▶ **Exercise goal**
Extract every record, exactly as written, and ignore the pictures.

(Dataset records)
______________________________

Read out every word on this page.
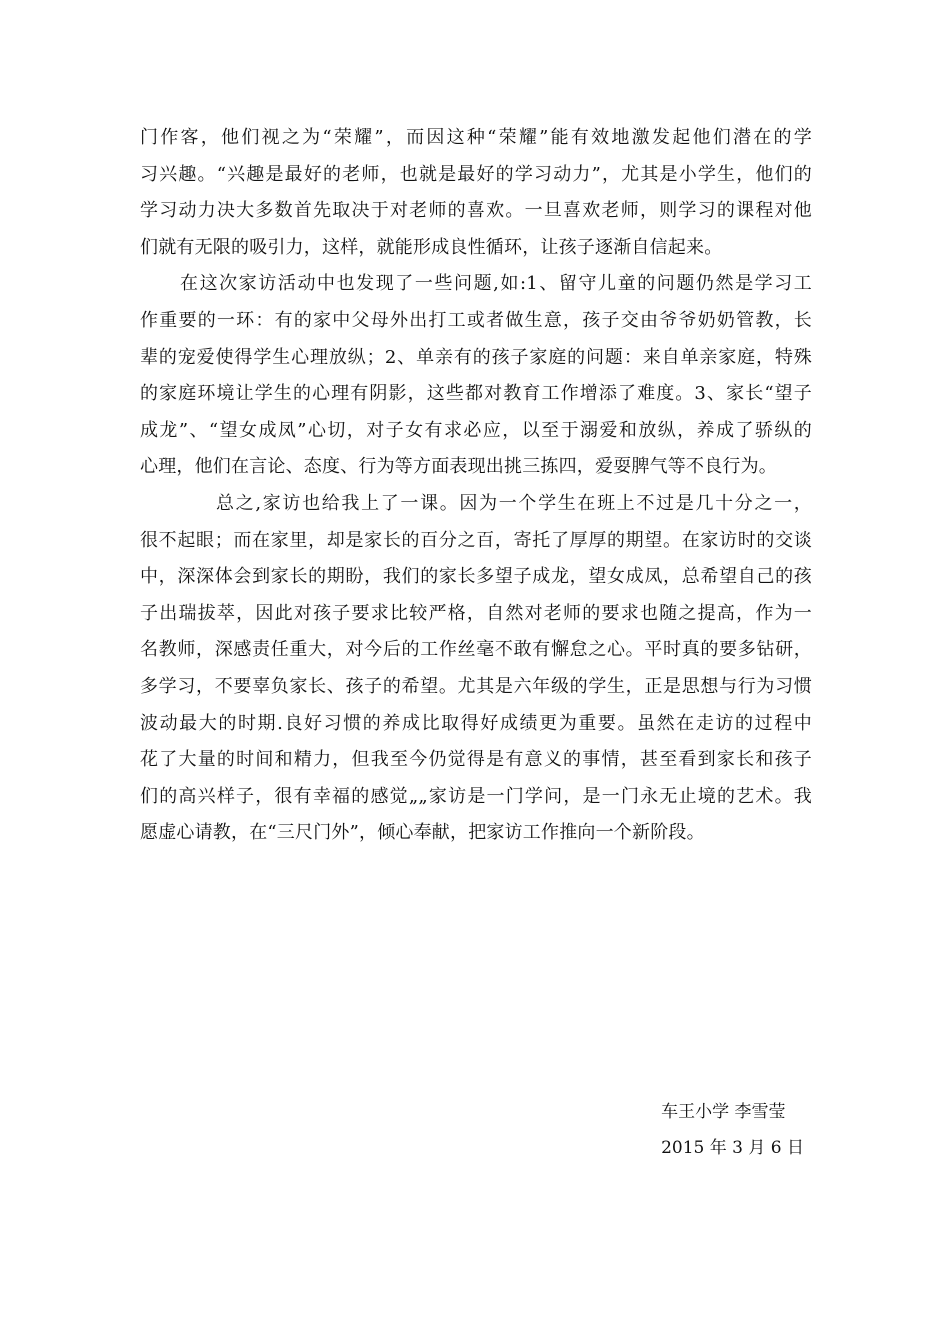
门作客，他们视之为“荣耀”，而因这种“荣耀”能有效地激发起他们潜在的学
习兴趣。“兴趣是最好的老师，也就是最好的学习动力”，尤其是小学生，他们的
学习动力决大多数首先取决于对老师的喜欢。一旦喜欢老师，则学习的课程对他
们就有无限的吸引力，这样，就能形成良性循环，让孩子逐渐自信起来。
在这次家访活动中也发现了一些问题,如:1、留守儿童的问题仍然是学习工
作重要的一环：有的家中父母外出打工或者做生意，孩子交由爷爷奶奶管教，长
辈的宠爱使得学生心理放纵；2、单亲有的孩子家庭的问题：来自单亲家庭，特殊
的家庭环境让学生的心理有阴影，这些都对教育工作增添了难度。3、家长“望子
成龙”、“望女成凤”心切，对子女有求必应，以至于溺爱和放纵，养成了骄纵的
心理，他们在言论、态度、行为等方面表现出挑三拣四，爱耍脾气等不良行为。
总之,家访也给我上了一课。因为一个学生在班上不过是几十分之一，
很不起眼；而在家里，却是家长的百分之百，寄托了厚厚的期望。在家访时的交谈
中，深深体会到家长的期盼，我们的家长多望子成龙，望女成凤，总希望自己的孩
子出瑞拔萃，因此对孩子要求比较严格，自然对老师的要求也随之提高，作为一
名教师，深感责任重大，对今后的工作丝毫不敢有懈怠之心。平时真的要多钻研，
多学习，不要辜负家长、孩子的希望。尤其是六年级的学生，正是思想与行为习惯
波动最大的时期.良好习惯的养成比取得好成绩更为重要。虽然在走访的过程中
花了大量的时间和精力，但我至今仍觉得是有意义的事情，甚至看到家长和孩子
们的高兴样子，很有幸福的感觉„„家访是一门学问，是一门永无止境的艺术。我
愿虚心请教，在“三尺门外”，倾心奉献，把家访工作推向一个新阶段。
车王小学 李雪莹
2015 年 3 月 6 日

______________________________

▶ **Full output**
Read out every word on this page.
门作客，他们视之为“荣耀”，而因这种“荣耀”能有效地激发起他们潜在的学
习兴趣。“兴趣是最好的老师，也就是最好的学习动力”，尤其是小学生，他们的
学习动力决大多数首先取决于对老师的喜欢。一旦喜欢老师，则学习的课程对他
们就有无限的吸引力，这样，就能形成良性循环，让孩子逐渐自信起来。
在这次家访活动中也发现了一些问题,如:1、留守儿童的问题仍然是学习工
作重要的一环：有的家中父母外出打工或者做生意，孩子交由爷爷奶奶管教，长
辈的宠爱使得学生心理放纵；2、单亲有的孩子家庭的问题：来自单亲家庭，特殊
的家庭环境让学生的心理有阴影，这些都对教育工作增添了难度。3、家长“望子
成龙”、“望女成凤”心切，对子女有求必应，以至于溺爱和放纵，养成了骄纵的
心理，他们在言论、态度、行为等方面表现出挑三拣四，爱耍脾气等不良行为。
总之,家访也给我上了一课。因为一个学生在班上不过是几十分之一，
很不起眼；而在家里，却是家长的百分之百，寄托了厚厚的期望。在家访时的交谈
中，深深体会到家长的期盼，我们的家长多望子成龙，望女成凤，总希望自己的孩
子出瑞拔萃，因此对孩子要求比较严格，自然对老师的要求也随之提高，作为一
名教师，深感责任重大，对今后的工作丝毫不敢有懈怠之心。平时真的要多钻研，
多学习，不要辜负家长、孩子的希望。尤其是六年级的学生，正是思想与行为习惯
波动最大的时期.良好习惯的养成比取得好成绩更为重要。虽然在走访的过程中
花了大量的时间和精力，但我至今仍觉得是有意义的事情，甚至看到家长和孩子
们的高兴样子，很有幸福的感觉„„家访是一门学问，是一门永无止境的艺术。我
愿虚心请教，在“三尺门外”，倾心奉献，把家访工作推向一个新阶段。
车王小学 李雪莹
2015 年 3 月 6 日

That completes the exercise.